What you should do:
Locate each line with the string "available" in the listing below and copy it.

Extracted records:
▶

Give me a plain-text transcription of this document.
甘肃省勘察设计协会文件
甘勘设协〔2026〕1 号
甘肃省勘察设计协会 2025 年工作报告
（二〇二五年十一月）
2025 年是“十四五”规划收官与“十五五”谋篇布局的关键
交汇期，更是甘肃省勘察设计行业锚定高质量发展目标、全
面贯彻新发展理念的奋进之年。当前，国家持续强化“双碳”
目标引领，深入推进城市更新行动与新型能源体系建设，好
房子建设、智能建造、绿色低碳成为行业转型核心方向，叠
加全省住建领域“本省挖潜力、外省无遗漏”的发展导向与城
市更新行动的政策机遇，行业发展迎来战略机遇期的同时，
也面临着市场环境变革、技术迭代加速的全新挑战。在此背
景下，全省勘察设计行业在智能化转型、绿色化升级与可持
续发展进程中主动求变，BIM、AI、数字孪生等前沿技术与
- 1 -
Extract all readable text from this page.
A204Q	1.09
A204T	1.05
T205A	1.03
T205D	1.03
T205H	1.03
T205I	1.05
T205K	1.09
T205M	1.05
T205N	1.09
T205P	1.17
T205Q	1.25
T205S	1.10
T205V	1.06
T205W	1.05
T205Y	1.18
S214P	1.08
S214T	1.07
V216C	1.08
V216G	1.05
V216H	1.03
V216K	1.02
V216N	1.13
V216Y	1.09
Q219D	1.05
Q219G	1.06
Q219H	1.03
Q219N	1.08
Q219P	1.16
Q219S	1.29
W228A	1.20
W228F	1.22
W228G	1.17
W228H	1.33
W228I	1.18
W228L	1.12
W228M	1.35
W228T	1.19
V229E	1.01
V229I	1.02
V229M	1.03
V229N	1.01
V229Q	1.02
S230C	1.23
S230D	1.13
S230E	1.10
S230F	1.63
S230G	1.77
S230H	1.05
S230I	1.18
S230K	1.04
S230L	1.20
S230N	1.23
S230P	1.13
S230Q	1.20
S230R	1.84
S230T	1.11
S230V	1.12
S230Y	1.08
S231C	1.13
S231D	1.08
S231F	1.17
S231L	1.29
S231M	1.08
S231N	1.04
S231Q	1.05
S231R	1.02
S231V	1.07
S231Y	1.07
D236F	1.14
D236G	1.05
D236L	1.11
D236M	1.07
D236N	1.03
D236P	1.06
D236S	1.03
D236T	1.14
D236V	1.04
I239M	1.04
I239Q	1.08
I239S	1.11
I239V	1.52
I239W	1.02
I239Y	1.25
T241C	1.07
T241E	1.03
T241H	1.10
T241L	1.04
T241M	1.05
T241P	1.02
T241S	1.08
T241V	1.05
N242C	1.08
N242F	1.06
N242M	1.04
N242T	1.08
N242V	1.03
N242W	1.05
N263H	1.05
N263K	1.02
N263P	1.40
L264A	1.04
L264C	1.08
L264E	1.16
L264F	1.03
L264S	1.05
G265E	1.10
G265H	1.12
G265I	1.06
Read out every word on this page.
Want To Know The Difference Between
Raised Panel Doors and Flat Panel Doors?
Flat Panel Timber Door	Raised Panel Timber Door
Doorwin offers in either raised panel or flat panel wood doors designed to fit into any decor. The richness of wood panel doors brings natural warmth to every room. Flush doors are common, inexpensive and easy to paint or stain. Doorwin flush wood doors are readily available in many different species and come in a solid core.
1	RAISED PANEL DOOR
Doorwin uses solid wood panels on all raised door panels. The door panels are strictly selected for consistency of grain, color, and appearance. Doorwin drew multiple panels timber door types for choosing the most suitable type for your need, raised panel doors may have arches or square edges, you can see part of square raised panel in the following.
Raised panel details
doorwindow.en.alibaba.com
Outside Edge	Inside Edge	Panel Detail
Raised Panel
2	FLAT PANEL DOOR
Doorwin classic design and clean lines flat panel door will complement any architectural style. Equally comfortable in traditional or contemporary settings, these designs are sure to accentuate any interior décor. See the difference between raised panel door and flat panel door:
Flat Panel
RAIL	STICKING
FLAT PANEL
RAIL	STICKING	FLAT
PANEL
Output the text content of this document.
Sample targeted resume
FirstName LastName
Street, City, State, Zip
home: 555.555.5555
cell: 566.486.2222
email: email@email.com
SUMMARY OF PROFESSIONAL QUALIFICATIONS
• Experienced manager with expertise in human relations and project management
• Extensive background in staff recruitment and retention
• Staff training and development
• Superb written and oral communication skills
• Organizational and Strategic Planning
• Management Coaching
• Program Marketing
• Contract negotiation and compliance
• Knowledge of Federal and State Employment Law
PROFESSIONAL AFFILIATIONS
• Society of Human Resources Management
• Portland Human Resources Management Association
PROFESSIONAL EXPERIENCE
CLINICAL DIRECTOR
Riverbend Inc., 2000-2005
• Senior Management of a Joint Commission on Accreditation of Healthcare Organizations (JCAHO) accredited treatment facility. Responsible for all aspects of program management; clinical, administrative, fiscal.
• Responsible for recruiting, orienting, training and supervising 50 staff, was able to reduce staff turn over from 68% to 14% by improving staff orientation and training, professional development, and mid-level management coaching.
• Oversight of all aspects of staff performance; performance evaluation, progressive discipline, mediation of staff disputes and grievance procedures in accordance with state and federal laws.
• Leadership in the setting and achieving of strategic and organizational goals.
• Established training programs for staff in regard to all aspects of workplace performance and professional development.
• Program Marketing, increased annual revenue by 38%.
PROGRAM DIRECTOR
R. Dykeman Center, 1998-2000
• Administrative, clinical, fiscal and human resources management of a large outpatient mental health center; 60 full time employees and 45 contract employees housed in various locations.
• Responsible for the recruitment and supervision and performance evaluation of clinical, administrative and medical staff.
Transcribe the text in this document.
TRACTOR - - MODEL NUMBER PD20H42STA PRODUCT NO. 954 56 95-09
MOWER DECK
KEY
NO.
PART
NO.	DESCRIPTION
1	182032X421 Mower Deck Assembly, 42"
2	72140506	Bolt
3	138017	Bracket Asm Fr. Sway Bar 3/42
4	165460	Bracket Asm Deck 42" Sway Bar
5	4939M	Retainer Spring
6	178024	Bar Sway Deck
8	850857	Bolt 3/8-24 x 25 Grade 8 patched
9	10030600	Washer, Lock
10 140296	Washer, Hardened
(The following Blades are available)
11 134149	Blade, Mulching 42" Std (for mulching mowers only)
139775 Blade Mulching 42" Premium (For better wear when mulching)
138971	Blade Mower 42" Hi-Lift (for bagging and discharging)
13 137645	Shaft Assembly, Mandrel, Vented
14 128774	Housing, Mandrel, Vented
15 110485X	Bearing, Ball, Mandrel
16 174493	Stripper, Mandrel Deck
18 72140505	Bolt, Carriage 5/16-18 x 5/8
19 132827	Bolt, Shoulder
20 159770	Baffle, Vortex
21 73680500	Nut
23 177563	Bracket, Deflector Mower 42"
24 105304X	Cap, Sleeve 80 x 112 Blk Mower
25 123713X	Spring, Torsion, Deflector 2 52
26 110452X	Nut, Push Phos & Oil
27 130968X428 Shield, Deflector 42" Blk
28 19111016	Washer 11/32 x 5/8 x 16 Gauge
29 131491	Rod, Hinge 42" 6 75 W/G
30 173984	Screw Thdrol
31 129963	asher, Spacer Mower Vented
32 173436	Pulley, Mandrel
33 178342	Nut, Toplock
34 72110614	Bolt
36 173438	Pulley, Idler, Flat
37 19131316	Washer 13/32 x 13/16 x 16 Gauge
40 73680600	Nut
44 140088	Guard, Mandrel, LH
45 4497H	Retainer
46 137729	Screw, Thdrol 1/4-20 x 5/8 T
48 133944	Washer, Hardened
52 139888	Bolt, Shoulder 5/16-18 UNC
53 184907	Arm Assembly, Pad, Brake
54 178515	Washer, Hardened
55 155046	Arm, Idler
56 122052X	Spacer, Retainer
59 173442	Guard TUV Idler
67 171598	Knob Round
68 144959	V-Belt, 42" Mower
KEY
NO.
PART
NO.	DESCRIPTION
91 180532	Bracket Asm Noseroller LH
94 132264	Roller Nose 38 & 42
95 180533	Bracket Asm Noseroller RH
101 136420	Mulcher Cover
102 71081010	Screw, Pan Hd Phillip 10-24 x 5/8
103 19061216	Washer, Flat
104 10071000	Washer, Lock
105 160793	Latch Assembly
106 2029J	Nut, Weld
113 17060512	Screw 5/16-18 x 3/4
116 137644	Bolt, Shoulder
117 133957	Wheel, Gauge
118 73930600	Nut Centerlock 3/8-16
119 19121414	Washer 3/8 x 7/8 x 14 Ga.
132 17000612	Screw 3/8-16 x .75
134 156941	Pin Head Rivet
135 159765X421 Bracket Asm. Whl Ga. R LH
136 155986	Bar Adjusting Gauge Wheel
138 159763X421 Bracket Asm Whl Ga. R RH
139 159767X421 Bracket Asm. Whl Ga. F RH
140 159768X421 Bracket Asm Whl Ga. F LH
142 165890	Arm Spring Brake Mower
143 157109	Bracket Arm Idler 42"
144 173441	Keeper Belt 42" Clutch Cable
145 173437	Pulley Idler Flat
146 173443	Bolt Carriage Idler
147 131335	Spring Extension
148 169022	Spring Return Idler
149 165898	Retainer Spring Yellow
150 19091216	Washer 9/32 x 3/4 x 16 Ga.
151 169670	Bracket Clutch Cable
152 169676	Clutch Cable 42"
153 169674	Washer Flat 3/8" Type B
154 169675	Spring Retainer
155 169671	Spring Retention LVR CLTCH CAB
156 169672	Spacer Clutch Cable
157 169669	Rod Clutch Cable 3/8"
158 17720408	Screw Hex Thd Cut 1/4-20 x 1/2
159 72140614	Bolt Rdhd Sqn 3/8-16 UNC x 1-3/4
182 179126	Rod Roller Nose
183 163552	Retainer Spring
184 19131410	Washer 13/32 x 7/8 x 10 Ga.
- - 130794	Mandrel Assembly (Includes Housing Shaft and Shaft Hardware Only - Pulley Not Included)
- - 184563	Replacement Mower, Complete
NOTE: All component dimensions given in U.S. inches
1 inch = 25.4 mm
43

◀

Completed task:
Doorwin offers in either raised panel or flat panel wood doors designed to fit into any decor. The richness of wood panel doors brings natural warmth to every room. Flush doors are common, inexpensive and easy to paint or stain. Doorwin flush wood doors are readily available in many different species and come in a solid core.
(The following Blades are available)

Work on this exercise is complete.